Directions: All lines below must be repeated exactly, with the pictures omitted.

Stored records:
+++++

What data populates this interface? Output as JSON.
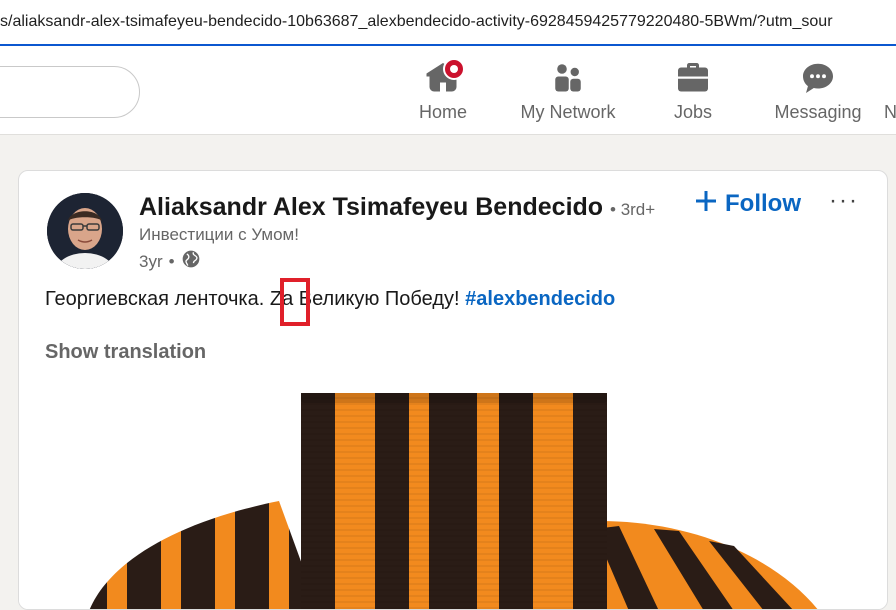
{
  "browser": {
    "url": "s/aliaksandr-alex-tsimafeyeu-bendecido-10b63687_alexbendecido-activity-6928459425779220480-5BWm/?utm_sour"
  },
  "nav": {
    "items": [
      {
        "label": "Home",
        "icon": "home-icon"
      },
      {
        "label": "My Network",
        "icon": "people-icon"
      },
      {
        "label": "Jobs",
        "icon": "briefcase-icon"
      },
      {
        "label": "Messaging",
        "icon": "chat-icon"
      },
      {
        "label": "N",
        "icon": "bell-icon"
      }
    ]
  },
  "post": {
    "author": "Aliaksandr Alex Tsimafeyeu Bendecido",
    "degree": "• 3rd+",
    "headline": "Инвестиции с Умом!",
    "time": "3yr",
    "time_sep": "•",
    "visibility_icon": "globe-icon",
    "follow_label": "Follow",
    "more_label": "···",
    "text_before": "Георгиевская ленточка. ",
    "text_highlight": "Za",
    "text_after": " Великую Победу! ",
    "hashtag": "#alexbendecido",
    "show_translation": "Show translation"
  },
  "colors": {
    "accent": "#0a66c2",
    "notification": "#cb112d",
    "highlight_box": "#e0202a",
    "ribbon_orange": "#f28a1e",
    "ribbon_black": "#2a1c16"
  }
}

+++++

Complete answer:
What data populates this interface? Output as JSON.
{
  "browser": {
    "url": "s/aliaksandr-alex-tsimafeyeu-bendecido-10b63687_alexbendecido-activity-6928459425779220480-5BWm/?utm_sour"
  },
  "nav": {
    "items": [
      {
        "label": "Home",
        "icon": "home-icon"
      },
      {
        "label": "My Network",
        "icon": "people-icon"
      },
      {
        "label": "Jobs",
        "icon": "briefcase-icon"
      },
      {
        "label": "Messaging",
        "icon": "chat-icon"
      },
      {
        "label": "N",
        "icon": "bell-icon"
      }
    ]
  },
  "post": {
    "author": "Aliaksandr Alex Tsimafeyeu Bendecido",
    "degree": "• 3rd+",
    "headline": "Инвестиции с Умом!",
    "time": "3yr",
    "time_sep": "•",
    "visibility_icon": "globe-icon",
    "follow_label": "Follow",
    "more_label": "···",
    "text_before": "Георгиевская ленточка. ",
    "text_highlight": "Za",
    "text_after": " Великую Победу! ",
    "hashtag": "#alexbendecido",
    "show_translation": "Show translation"
  },
  "colors": {
    "accent": "#0a66c2",
    "notification": "#cb112d",
    "highlight_box": "#e0202a",
    "ribbon_orange": "#f28a1e",
    "ribbon_black": "#2a1c16"
  }
}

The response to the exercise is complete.